━━ DATA RECORDS

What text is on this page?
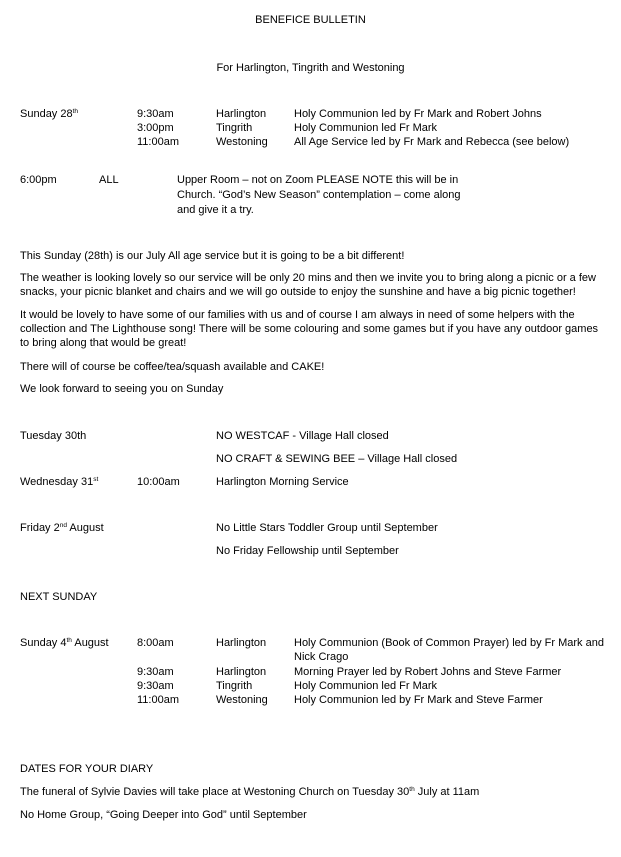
BENEFICE BULLETIN
For Harlington, Tingrith and Westoning
Sunday 28th	9:30am	Harlington	Holy Communion led by Fr Mark and Robert Johns
3:00pm	Tingrith	Holy Communion led Fr Mark
11:00am	Westoning All Age Service led by Fr Mark and Rebecca (see below)
6:00pm	ALL	Upper Room – not on Zoom PLEASE NOTE this will be in Church. “God’s New Season” contemplation – come along and give it a try.
This Sunday (28th) is our July All age service but it is going to be a bit different!
The weather is looking lovely so our service will be only 20 mins and then we invite you to bring along a picnic or a few snacks, your picnic blanket and chairs and we will go outside to enjoy the sunshine and have a big picnic together!
It would be lovely to have some of our families with us and of course I am always in need of some helpers with the collection and The Lighthouse song! There will be some colouring and some games but if you have any outdoor games to bring along that would be great!
There will of course be coffee/tea/squash available and CAKE!
We look forward to seeing you on Sunday
Tuesday 30th	NO WESTCAF - Village Hall closed
NO CRAFT & SEWING BEE – Village Hall closed
Wednesday 31st	10:00am	Harlington Morning Service
Friday 2nd August	No Little Stars Toddler Group until September
No Friday Fellowship until September
NEXT SUNDAY
Sunday 4th August	8:00am	Harlington	Holy Communion (Book of Common Prayer) led by Fr Mark and Nick Crago
9:30am	Harlington	Morning Prayer led by Robert Johns and Steve Farmer
9:30am	Tingrith	Holy Communion led Fr Mark
11:00am	Westoning Holy Communion led by Fr Mark and Steve Farmer
DATES FOR YOUR DIARY
The funeral of Sylvie Davies will take place at Westoning Church on Tuesday 30th July at 11am
No Home Group, “Going Deeper into God” until September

━━━━

* _STATED GOAL_
Output the lines above in full and exactly as given, omitting any pictures.

* _EXPECTED ANSWER_
What text is on this page?
BENEFICE BULLETIN
For Harlington, Tingrith and Westoning
Sunday 28th	9:30am	Harlington	Holy Communion led by Fr Mark and Robert Johns
3:00pm	Tingrith	Holy Communion led Fr Mark
11:00am	Westoning All Age Service led by Fr Mark and Rebecca (see below)
6:00pm	ALL	Upper Room – not on Zoom PLEASE NOTE this will be in Church. “God’s New Season” contemplation – come along and give it a try.
This Sunday (28th) is our July All age service but it is going to be a bit different!
The weather is looking lovely so our service will be only 20 mins and then we invite you to bring along a picnic or a few snacks, your picnic blanket and chairs and we will go outside to enjoy the sunshine and have a big picnic together!
It would be lovely to have some of our families with us and of course I am always in need of some helpers with the collection and The Lighthouse song! There will be some colouring and some games but if you have any outdoor games to bring along that would be great!
There will of course be coffee/tea/squash available and CAKE!
We look forward to seeing you on Sunday
Tuesday 30th	NO WESTCAF - Village Hall closed
NO CRAFT & SEWING BEE – Village Hall closed
Wednesday 31st	10:00am	Harlington Morning Service
Friday 2nd August	No Little Stars Toddler Group until September
No Friday Fellowship until September
NEXT SUNDAY
Sunday 4th August	8:00am	Harlington	Holy Communion (Book of Common Prayer) led by Fr Mark and Nick Crago
9:30am	Harlington	Morning Prayer led by Robert Johns and Steve Farmer
9:30am	Tingrith	Holy Communion led Fr Mark
11:00am	Westoning Holy Communion led by Fr Mark and Steve Farmer
DATES FOR YOUR DIARY
The funeral of Sylvie Davies will take place at Westoning Church on Tuesday 30th July at 11am
No Home Group, “Going Deeper into God” until September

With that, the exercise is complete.